--- Given entries ---

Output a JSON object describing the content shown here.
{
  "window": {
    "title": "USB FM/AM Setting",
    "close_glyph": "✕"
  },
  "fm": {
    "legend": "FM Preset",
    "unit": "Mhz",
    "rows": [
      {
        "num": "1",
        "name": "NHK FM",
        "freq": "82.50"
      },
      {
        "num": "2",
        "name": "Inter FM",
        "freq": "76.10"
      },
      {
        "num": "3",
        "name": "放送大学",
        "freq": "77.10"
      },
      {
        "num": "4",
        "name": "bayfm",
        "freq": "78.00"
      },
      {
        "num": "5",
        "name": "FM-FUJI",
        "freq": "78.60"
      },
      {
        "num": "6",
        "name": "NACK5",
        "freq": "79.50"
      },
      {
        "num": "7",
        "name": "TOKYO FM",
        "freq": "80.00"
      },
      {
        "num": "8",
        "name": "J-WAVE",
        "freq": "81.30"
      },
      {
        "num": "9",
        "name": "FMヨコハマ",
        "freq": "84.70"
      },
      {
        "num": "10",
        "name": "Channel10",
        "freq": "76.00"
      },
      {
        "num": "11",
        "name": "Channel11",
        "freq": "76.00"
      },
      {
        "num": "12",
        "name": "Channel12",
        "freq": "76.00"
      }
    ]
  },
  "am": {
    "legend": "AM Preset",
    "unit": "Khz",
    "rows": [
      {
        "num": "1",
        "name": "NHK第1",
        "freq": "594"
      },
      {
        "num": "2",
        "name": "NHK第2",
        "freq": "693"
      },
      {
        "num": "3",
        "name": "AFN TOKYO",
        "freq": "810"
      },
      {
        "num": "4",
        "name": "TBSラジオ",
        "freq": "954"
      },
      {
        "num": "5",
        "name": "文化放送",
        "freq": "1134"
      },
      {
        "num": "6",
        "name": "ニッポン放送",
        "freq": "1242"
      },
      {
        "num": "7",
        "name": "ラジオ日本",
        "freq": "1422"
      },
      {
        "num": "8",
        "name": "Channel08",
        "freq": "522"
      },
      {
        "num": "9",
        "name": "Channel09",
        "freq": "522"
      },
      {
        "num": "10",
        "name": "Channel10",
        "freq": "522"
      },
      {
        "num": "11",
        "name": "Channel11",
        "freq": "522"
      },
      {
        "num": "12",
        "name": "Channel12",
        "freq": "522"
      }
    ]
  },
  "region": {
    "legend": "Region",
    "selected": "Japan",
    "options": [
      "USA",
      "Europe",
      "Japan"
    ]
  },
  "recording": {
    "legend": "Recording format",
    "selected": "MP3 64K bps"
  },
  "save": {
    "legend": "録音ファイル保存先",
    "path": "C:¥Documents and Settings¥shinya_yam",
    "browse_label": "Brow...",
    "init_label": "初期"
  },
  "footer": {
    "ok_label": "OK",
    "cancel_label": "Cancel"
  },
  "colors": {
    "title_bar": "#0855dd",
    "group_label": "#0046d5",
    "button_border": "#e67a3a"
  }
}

---

> Job: Provide only the count of lines in the material above that hold the word "selected".

> Solution for this task: 2